> What you need to do
Where a picture occurs in the data, omit it, and copy all remaining data exactly.
### Records
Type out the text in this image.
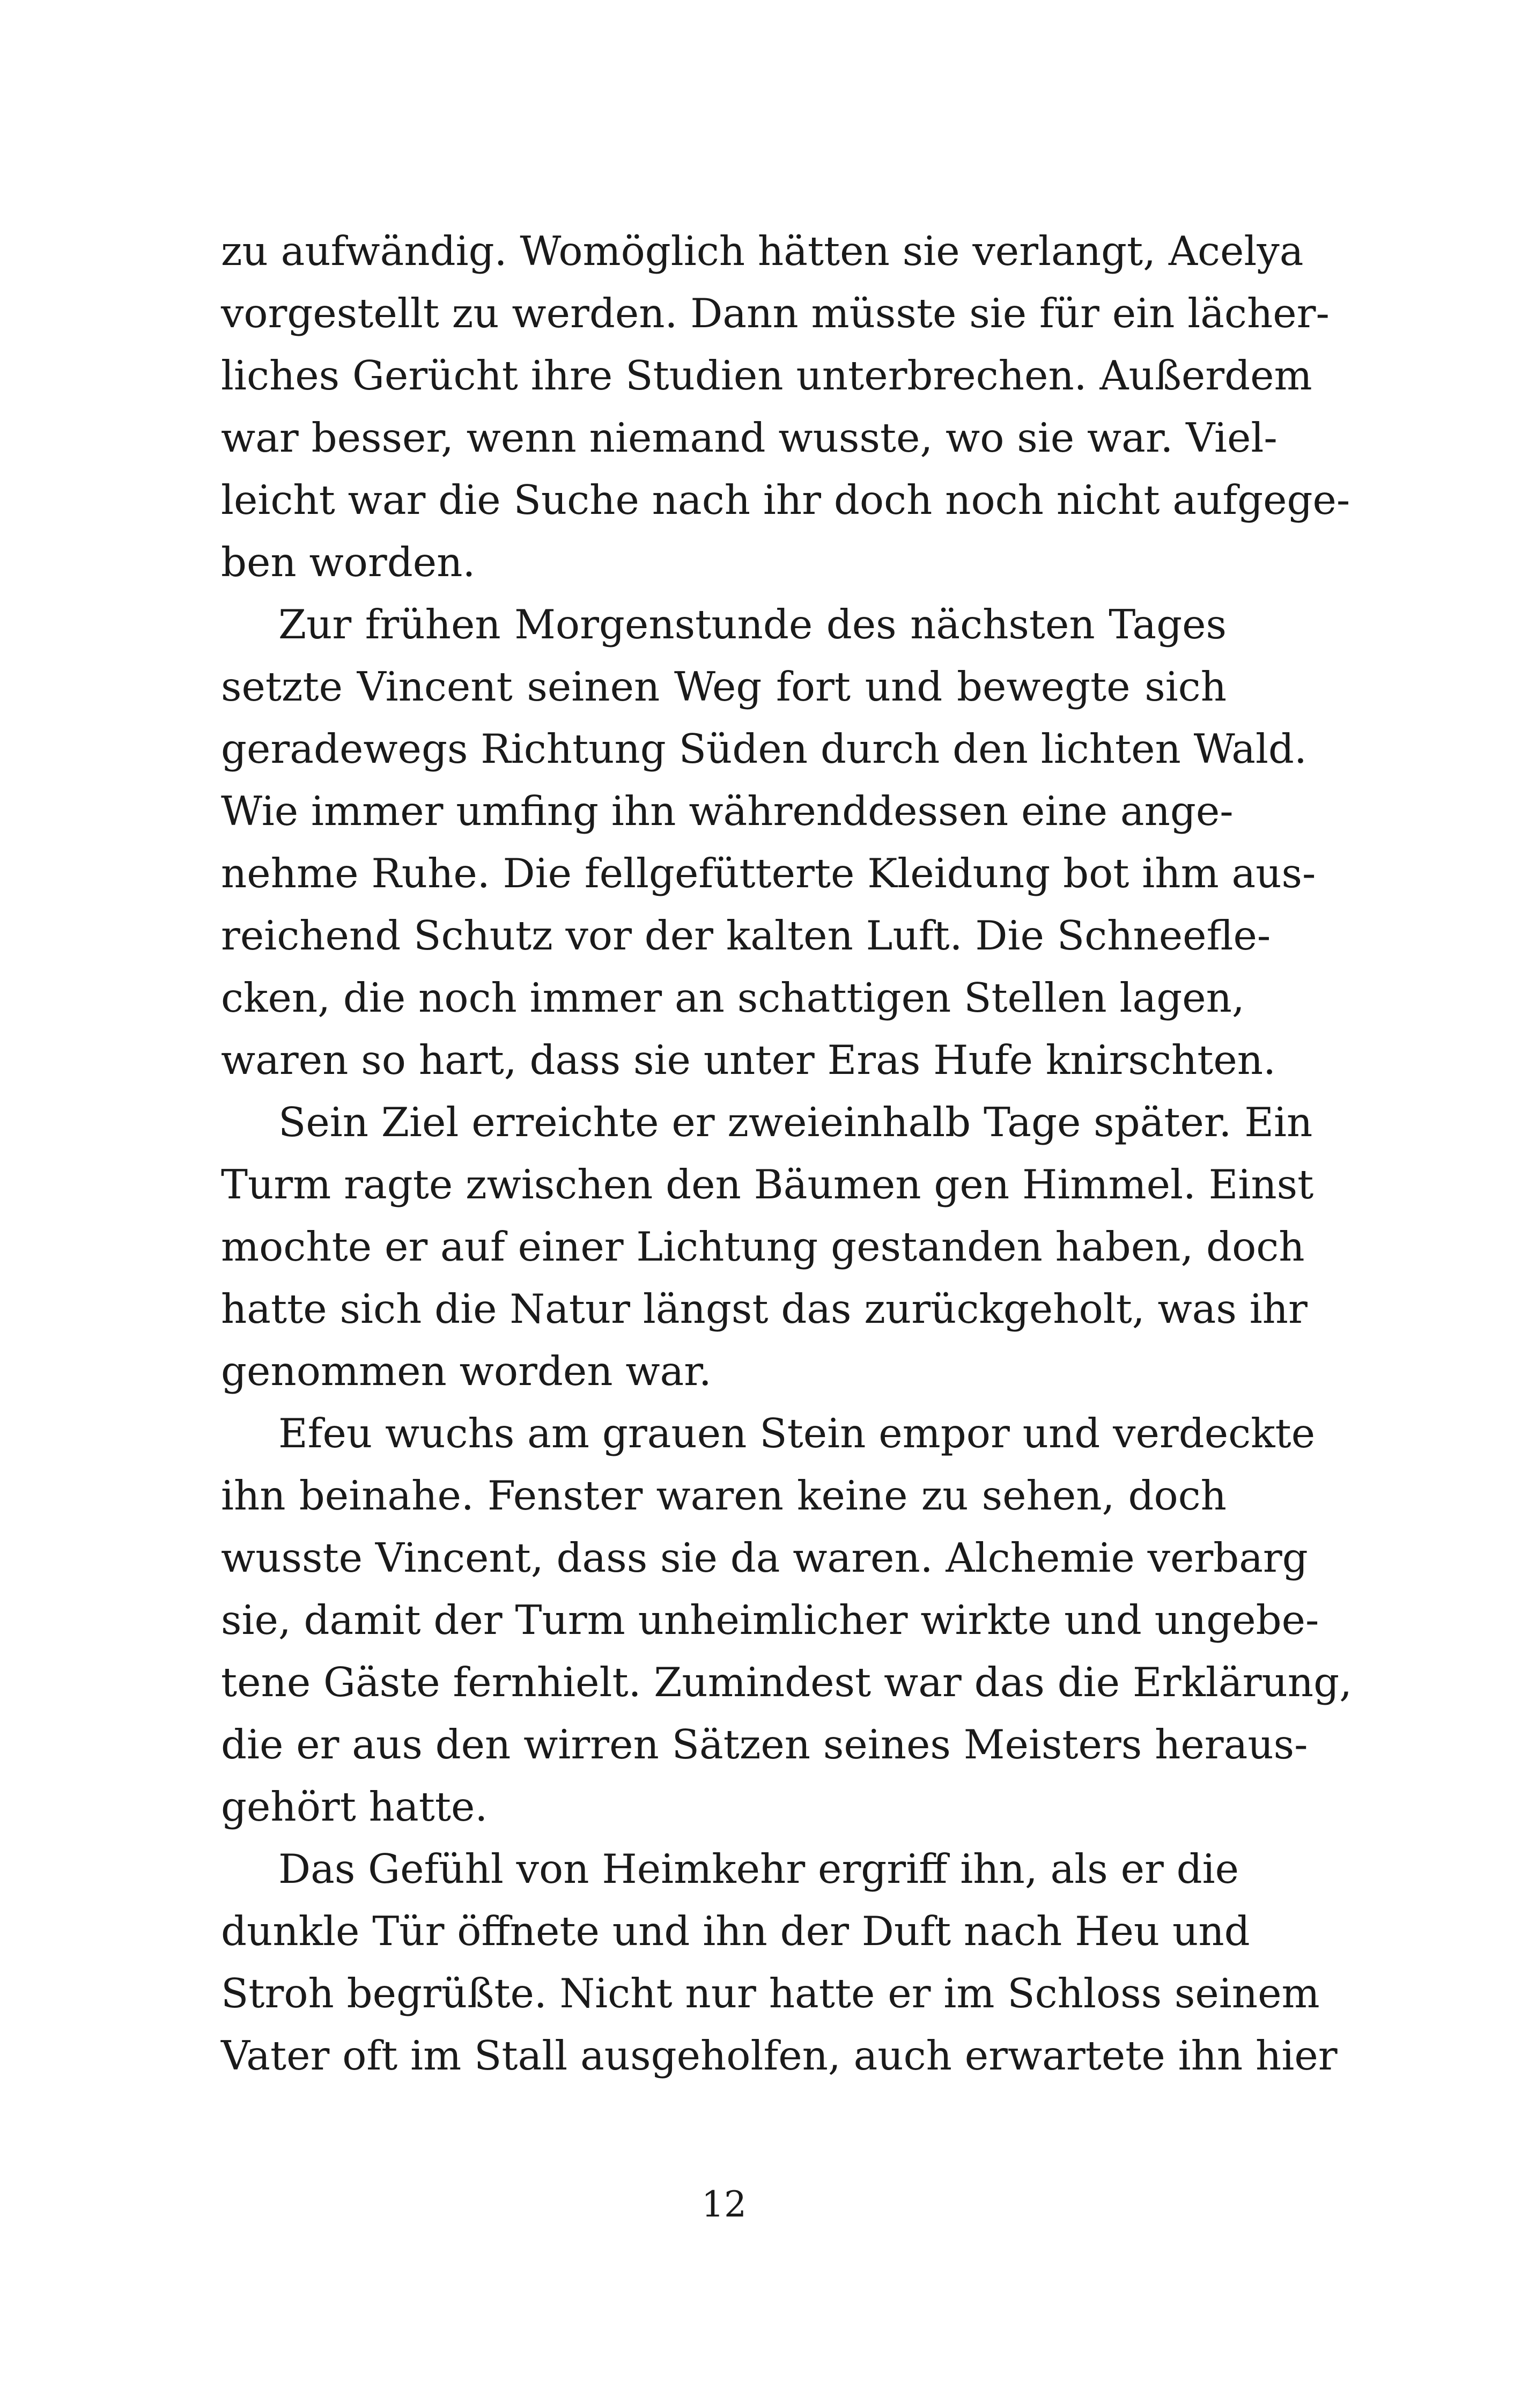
zu aufwändig. Womöglich hätten sie verlangt, Acelya
vorgestellt zu werden. Dann müsste sie für ein lächer-
liches Gerücht ihre Studien unterbrechen. Außerdem
war besser, wenn niemand wusste, wo sie war. Viel-
leicht war die Suche nach ihr doch noch nicht aufgege-
ben worden.
Zur frühen Morgenstunde des nächsten Tages
setzte Vincent seinen Weg fort und bewegte sich
geradewegs Richtung Süden durch den lichten Wald.
Wie immer umfing ihn währenddessen eine ange-
nehme Ruhe. Die fellgefütterte Kleidung bot ihm aus-
reichend Schutz vor der kalten Luft. Die Schneefle-
cken, die noch immer an schattigen Stellen lagen,
waren so hart, dass sie unter Eras Hufe knirschten.
Sein Ziel erreichte er zweieinhalb Tage später. Ein
Turm ragte zwischen den Bäumen gen Himmel. Einst
mochte er auf einer Lichtung gestanden haben, doch
hatte sich die Natur längst das zurückgeholt, was ihr
genommen worden war.
Efeu wuchs am grauen Stein empor und verdeckte
ihn beinahe. Fenster waren keine zu sehen, doch
wusste Vincent, dass sie da waren. Alchemie verbarg
sie, damit der Turm unheimlicher wirkte und ungebe-
tene Gäste fernhielt. Zumindest war das die Erklärung,
die er aus den wirren Sätzen seines Meisters heraus-
gehört hatte.
Das Gefühl von Heimkehr ergriff ihn, als er die
dunkle Tür öffnete und ihn der Duft nach Heu und
Stroh begrüßte. Nicht nur hatte er im Schloss seinem
Vater oft im Stall ausgeholfen, auch erwartete ihn hier
12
######
> Written response
Type out the text in this image.
zu aufwändig. Womöglich hätten sie verlangt, Acelya
vorgestellt zu werden. Dann müsste sie für ein lächer-
liches Gerücht ihre Studien unterbrechen. Außerdem
war besser, wenn niemand wusste, wo sie war. Viel-
leicht war die Suche nach ihr doch noch nicht aufgege-
ben worden.
Zur frühen Morgenstunde des nächsten Tages
setzte Vincent seinen Weg fort und bewegte sich
geradewegs Richtung Süden durch den lichten Wald.
Wie immer umfing ihn währenddessen eine ange-
nehme Ruhe. Die fellgefütterte Kleidung bot ihm aus-
reichend Schutz vor der kalten Luft. Die Schneefle-
cken, die noch immer an schattigen Stellen lagen,
waren so hart, dass sie unter Eras Hufe knirschten.
Sein Ziel erreichte er zweieinhalb Tage später. Ein
Turm ragte zwischen den Bäumen gen Himmel. Einst
mochte er auf einer Lichtung gestanden haben, doch
hatte sich die Natur längst das zurückgeholt, was ihr
genommen worden war.
Efeu wuchs am grauen Stein empor und verdeckte
ihn beinahe. Fenster waren keine zu sehen, doch
wusste Vincent, dass sie da waren. Alchemie verbarg
sie, damit der Turm unheimlicher wirkte und ungebe-
tene Gäste fernhielt. Zumindest war das die Erklärung,
die er aus den wirren Sätzen seines Meisters heraus-
gehört hatte.
Das Gefühl von Heimkehr ergriff ihn, als er die
dunkle Tür öffnete und ihn der Duft nach Heu und
Stroh begrüßte. Nicht nur hatte er im Schloss seinem
Vater oft im Stall ausgeholfen, auch erwartete ihn hier
12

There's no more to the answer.